* Passage shown:
++++++

Anion Component Engineering of Spontaneous Perovskite Passivators for Energy Alignment Modulations in Perovskite Solar Cells

Perovskite solar cells have surged as a high‑efficiency, low‑cost alternative to silicon, yet their hole‑transport materials (HTMs) remain a bottleneck. Conventional spiro‑OMeTAD suffers from limited hole mobility and sub‑optimal energy alignment with the perovskite absorber, prompting researchers to explore molecular additives that can simultaneously passivate surface defects and adjust electronic properties. By incorporating n‑octylammonium cations paired with bis(fluorosulfonyl)imide anions, the study creates a dual‑function additive that integrates seamlessly during HTM deposition, eliminating extra processing steps while delivering spontaneous surface passivation.

The crux of the investigation lies in anion engineering. Moving from FSI to TFSI and PFSI expands the fluorinated moiety, which delocalizes electrons more effectively and deepens the ionization energy of the HTM. This shift fine‑tunes the valence‑band offset between spiro‑OMeTAD and the perovskite layer, facilitating more efficient hole extraction and reducing recombination losses. Notably, the FSI‑based additive produces a shallower ionization energy, striking a balance that enhances both charge transport and device stability—a nuance often overlooked in prior additive studies.

++++++

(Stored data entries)
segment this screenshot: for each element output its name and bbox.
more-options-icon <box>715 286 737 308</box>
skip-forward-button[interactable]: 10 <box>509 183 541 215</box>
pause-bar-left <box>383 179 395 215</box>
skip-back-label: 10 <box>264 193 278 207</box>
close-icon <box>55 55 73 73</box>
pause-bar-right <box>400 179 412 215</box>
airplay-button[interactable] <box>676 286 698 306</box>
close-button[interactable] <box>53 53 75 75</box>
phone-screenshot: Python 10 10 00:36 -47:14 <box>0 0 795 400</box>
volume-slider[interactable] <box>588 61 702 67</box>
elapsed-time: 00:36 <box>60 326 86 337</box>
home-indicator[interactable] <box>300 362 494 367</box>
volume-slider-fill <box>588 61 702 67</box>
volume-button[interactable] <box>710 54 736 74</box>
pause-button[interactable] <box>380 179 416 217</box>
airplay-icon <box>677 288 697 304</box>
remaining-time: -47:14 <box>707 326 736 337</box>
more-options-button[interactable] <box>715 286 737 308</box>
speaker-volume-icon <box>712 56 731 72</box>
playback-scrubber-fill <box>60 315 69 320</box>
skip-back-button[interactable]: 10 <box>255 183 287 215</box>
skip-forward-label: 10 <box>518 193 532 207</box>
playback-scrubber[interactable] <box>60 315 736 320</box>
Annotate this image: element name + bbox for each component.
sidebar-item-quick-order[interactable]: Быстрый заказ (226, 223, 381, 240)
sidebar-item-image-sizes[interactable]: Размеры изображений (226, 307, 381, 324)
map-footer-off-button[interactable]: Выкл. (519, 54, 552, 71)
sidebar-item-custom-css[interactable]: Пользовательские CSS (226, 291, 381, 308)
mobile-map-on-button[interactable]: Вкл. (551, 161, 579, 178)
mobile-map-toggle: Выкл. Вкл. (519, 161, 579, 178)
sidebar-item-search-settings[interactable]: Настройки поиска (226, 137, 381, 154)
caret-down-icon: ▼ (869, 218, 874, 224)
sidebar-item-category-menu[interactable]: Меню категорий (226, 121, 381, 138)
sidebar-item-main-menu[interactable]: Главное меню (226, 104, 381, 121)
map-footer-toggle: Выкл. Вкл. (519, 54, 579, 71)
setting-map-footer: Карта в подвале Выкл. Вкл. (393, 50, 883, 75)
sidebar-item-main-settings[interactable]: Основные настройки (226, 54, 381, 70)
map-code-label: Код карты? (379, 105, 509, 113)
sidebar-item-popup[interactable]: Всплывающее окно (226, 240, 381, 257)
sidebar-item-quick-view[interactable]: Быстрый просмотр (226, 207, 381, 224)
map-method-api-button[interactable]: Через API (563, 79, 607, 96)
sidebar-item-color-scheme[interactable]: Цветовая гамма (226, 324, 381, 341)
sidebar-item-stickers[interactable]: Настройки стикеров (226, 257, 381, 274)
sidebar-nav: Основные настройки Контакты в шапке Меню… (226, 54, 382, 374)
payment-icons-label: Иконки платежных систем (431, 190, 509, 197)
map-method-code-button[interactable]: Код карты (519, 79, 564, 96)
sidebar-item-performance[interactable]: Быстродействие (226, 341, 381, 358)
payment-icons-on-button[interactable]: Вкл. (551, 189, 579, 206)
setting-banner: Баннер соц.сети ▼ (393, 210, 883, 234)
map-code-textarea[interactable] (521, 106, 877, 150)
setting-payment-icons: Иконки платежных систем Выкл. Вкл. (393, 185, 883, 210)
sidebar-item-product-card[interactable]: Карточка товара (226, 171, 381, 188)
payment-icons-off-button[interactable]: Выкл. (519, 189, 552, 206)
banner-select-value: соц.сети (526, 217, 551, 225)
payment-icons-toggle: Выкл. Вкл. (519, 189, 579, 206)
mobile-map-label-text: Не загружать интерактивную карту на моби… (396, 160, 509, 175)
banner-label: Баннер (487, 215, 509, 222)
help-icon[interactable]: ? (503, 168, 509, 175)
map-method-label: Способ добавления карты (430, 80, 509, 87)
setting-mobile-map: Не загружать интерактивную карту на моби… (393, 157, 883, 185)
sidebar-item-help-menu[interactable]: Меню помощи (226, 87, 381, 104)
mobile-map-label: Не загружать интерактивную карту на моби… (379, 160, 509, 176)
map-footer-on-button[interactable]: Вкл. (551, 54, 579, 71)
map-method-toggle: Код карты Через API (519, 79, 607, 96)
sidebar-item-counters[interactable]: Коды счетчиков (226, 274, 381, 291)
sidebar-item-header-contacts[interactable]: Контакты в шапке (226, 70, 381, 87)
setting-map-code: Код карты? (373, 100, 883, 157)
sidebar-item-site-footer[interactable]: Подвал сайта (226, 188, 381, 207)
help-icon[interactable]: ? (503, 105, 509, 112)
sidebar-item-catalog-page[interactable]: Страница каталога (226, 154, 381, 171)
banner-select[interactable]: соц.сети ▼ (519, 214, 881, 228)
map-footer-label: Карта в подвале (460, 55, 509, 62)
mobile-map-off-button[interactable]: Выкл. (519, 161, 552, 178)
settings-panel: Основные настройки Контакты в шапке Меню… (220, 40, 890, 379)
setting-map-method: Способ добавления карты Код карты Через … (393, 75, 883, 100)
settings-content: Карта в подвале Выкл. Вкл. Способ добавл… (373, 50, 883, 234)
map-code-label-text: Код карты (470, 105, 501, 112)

++++++

* Your tasks:
a: Write out the perovskite solar cell passage word for word, beginning at the words "Anion Component Engineering" and stopping after "spontaneous surface passivation.".
b: Continue the perovskite solar cell passage from the point where it stops.
The listing was drawn from a separate source.

* Answers provided:
a:
Anion Component Engineering of Spontaneous Perovskite Passivators for Energy Alignment Modulations in Perovskite Solar Cells

Perovskite solar cells have surged as a high‑efficiency, low‑cost alternative to silicon, yet their hole‑transport materials (HTMs) remain a bottleneck. Conventional spiro‑OMeTAD suffers from limited hole mobility and sub‑optimal energy alignment with the perovskite absorber, prompting researchers to explore molecular additives that can simultaneously passivate surface defects and adjust electronic properties. By incorporating n‑octylammonium cations paired with bis(fluorosulfonyl)imide anions, the study creates a dual‑function additive that integrates seamlessly during HTM deposition, eliminating extra processing steps while delivering spontaneous surface passivation.

b:
Beyond immediate performance gains, the work signals a broader design paradigm for perovskite photovoltaics. By demonstrating that subtle anion modifications can control energy alignment and durability, it opens pathways for custom‑tailored HTM formulations targeting specific device architectures. Future research may combine this anion strategy with novel cation chemistries or explore its impact on large‑area modules, accelerating the transition of perovskite technology from laboratory prototypes to commercial products.